# Goal of the exercise:
Repeat the entries that follow verbatim, without any of their pictures.

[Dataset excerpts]
— BEGIN —

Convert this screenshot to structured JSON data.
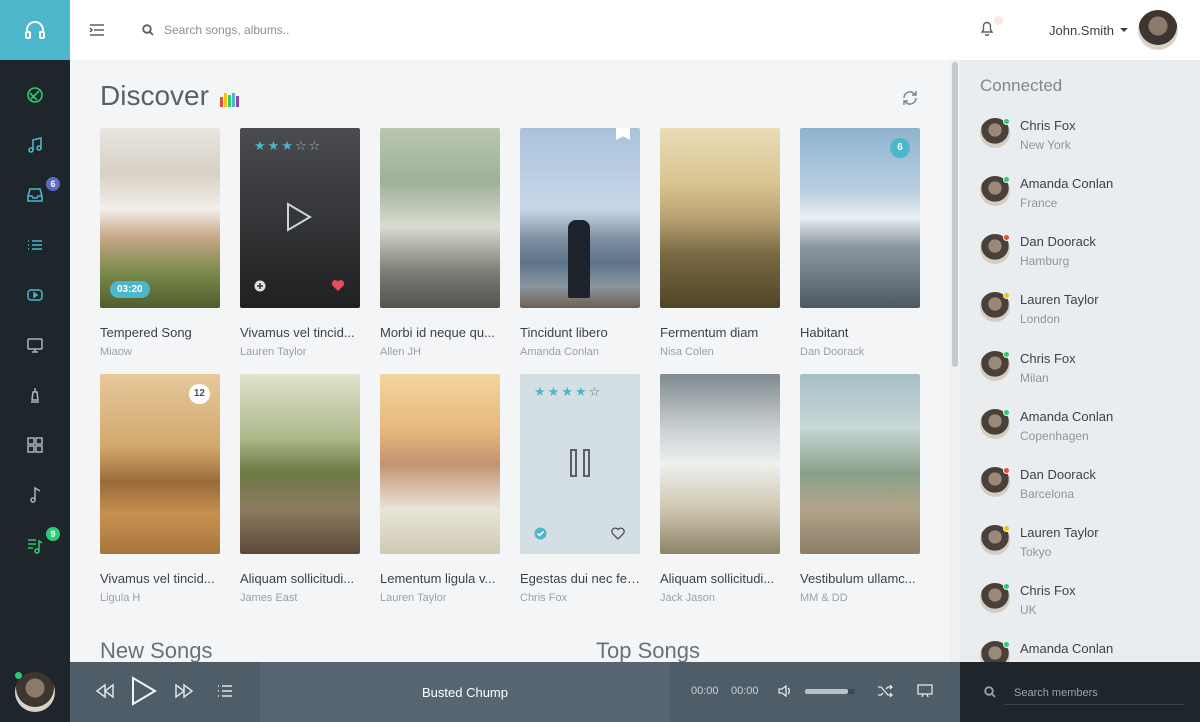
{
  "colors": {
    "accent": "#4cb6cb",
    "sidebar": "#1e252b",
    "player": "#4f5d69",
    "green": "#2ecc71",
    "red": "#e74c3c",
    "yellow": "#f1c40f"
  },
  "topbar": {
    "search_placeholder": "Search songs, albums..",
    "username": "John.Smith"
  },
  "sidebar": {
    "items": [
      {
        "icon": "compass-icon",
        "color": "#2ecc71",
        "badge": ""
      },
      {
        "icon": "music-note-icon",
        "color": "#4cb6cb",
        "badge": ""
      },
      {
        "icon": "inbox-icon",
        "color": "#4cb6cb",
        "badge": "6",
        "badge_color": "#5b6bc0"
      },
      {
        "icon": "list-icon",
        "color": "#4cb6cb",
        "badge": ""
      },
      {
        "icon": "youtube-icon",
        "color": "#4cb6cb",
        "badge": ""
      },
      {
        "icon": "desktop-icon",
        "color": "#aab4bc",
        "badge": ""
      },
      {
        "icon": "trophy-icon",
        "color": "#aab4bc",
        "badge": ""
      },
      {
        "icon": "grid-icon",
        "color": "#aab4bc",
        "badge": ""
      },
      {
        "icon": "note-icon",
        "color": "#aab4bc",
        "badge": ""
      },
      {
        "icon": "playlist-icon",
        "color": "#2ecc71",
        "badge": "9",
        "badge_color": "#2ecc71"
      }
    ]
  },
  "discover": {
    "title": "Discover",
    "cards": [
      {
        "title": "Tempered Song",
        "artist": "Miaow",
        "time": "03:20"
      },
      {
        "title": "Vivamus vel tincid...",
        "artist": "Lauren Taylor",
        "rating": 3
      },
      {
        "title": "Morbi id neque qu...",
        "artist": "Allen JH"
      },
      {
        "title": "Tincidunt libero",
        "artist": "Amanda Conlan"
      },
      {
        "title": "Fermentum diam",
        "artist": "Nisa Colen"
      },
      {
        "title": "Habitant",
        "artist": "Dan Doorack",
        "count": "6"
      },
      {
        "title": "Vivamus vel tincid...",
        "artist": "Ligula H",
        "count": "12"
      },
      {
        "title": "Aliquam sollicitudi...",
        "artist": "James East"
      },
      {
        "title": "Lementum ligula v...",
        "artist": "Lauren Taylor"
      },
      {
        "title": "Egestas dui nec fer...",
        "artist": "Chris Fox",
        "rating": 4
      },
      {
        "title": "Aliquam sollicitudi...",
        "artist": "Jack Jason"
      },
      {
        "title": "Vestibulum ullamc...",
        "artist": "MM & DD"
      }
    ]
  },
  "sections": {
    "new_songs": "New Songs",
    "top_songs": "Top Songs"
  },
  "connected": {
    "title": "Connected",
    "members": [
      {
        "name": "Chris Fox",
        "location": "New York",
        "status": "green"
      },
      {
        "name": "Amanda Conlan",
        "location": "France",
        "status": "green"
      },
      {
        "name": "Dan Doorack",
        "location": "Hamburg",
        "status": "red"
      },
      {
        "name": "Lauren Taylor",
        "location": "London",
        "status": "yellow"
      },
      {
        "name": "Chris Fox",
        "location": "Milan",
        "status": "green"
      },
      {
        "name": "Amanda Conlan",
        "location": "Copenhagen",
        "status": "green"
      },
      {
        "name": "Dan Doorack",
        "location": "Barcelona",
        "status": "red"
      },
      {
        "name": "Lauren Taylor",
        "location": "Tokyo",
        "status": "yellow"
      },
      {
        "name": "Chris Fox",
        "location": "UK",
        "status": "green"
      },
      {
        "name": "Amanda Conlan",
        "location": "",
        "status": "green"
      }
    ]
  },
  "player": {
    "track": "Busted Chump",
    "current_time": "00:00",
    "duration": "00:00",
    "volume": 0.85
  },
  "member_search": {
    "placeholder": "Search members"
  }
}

— END —

# Correct output:
Convert this screenshot to structured JSON data.
{
  "colors": {
    "accent": "#4cb6cb",
    "sidebar": "#1e252b",
    "player": "#4f5d69",
    "green": "#2ecc71",
    "red": "#e74c3c",
    "yellow": "#f1c40f"
  },
  "topbar": {
    "search_placeholder": "Search songs, albums..",
    "username": "John.Smith"
  },
  "sidebar": {
    "items": [
      {
        "icon": "compass-icon",
        "color": "#2ecc71",
        "badge": ""
      },
      {
        "icon": "music-note-icon",
        "color": "#4cb6cb",
        "badge": ""
      },
      {
        "icon": "inbox-icon",
        "color": "#4cb6cb",
        "badge": "6",
        "badge_color": "#5b6bc0"
      },
      {
        "icon": "list-icon",
        "color": "#4cb6cb",
        "badge": ""
      },
      {
        "icon": "youtube-icon",
        "color": "#4cb6cb",
        "badge": ""
      },
      {
        "icon": "desktop-icon",
        "color": "#aab4bc",
        "badge": ""
      },
      {
        "icon": "trophy-icon",
        "color": "#aab4bc",
        "badge": ""
      },
      {
        "icon": "grid-icon",
        "color": "#aab4bc",
        "badge": ""
      },
      {
        "icon": "note-icon",
        "color": "#aab4bc",
        "badge": ""
      },
      {
        "icon": "playlist-icon",
        "color": "#2ecc71",
        "badge": "9",
        "badge_color": "#2ecc71"
      }
    ]
  },
  "discover": {
    "title": "Discover",
    "cards": [
      {
        "title": "Tempered Song",
        "artist": "Miaow",
        "time": "03:20"
      },
      {
        "title": "Vivamus vel tincid...",
        "artist": "Lauren Taylor",
        "rating": 3
      },
      {
        "title": "Morbi id neque qu...",
        "artist": "Allen JH"
      },
      {
        "title": "Tincidunt libero",
        "artist": "Amanda Conlan"
      },
      {
        "title": "Fermentum diam",
        "artist": "Nisa Colen"
      },
      {
        "title": "Habitant",
        "artist": "Dan Doorack",
        "count": "6"
      },
      {
        "title": "Vivamus vel tincid...",
        "artist": "Ligula H",
        "count": "12"
      },
      {
        "title": "Aliquam sollicitudi...",
        "artist": "James East"
      },
      {
        "title": "Lementum ligula v...",
        "artist": "Lauren Taylor"
      },
      {
        "title": "Egestas dui nec fer...",
        "artist": "Chris Fox",
        "rating": 4
      },
      {
        "title": "Aliquam sollicitudi...",
        "artist": "Jack Jason"
      },
      {
        "title": "Vestibulum ullamc...",
        "artist": "MM & DD"
      }
    ]
  },
  "sections": {
    "new_songs": "New Songs",
    "top_songs": "Top Songs"
  },
  "connected": {
    "title": "Connected",
    "members": [
      {
        "name": "Chris Fox",
        "location": "New York",
        "status": "green"
      },
      {
        "name": "Amanda Conlan",
        "location": "France",
        "status": "green"
      },
      {
        "name": "Dan Doorack",
        "location": "Hamburg",
        "status": "red"
      },
      {
        "name": "Lauren Taylor",
        "location": "London",
        "status": "yellow"
      },
      {
        "name": "Chris Fox",
        "location": "Milan",
        "status": "green"
      },
      {
        "name": "Amanda Conlan",
        "location": "Copenhagen",
        "status": "green"
      },
      {
        "name": "Dan Doorack",
        "location": "Barcelona",
        "status": "red"
      },
      {
        "name": "Lauren Taylor",
        "location": "Tokyo",
        "status": "yellow"
      },
      {
        "name": "Chris Fox",
        "location": "UK",
        "status": "green"
      },
      {
        "name": "Amanda Conlan",
        "location": "",
        "status": "green"
      }
    ]
  },
  "player": {
    "track": "Busted Chump",
    "current_time": "00:00",
    "duration": "00:00",
    "volume": 0.85
  },
  "member_search": {
    "placeholder": "Search members"
  }
}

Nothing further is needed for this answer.